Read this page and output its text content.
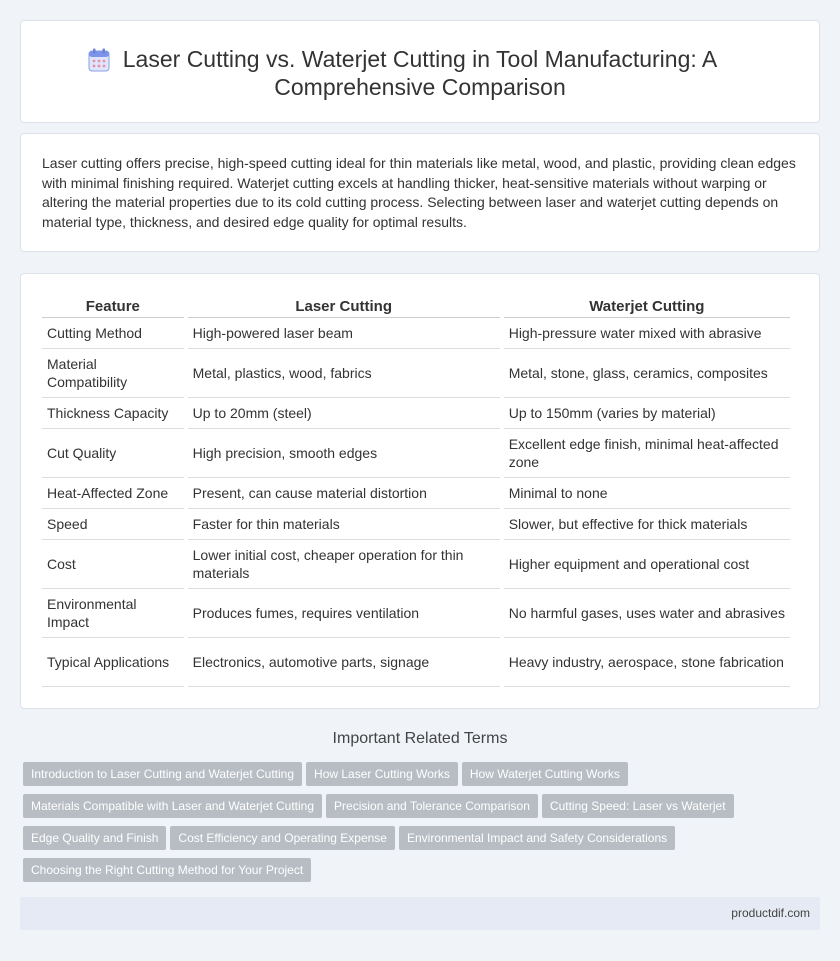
Laser Cutting vs. Waterjet Cutting in Tool Manufacturing: A
Comprehensive Comparison

Laser cutting offers precise, high-speed cutting ideal for thin materials like metal, wood, and plastic, providing clean edges with minimal finishing required. Waterjet cutting excels at handling thicker, heat-sensitive materials without warping or altering the material properties due to its cold cutting process. Selecting between laser and waterjet cutting depends on material type, thickness, and desired edge quality for optimal results.

Feature	Laser Cutting	Waterjet Cutting
Cutting Method	High-powered laser beam	High-pressure water mixed with abrasive
Material Compatibility	Metal, plastics, wood, fabrics	Metal, stone, glass, ceramics, composites
Thickness Capacity	Up to 20mm (steel)	Up to 150mm (varies by material)
Cut Quality	High precision, smooth edges	Excellent edge finish, minimal heat-affected zone
Heat-Affected Zone	Present, can cause material distortion	Minimal to none
Speed	Faster for thin materials	Slower, but effective for thick materials
Cost	Lower initial cost, cheaper operation for thin materials	Higher equipment and operational cost
Environmental Impact	Produces fumes, requires ventilation	No harmful gases, uses water and abrasives
Typical Applications	Electronics, automotive parts, signage	Heavy industry, aerospace, stone fabrication
Important Related Terms
Introduction to Laser Cutting and Waterjet Cutting How Laser Cutting Works How Waterjet Cutting Works
Materials Compatible with Laser and Waterjet Cutting Precision and Tolerance Comparison Cutting Speed: Laser vs Waterjet
Edge Quality and Finish Cost Efficiency and Operating Expense Environmental Impact and Safety Considerations
Choosing the Right Cutting Method for Your Project
productdif.com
==*==
From the records above, how many lines include the word "Cost"? Only the number is wanted.

2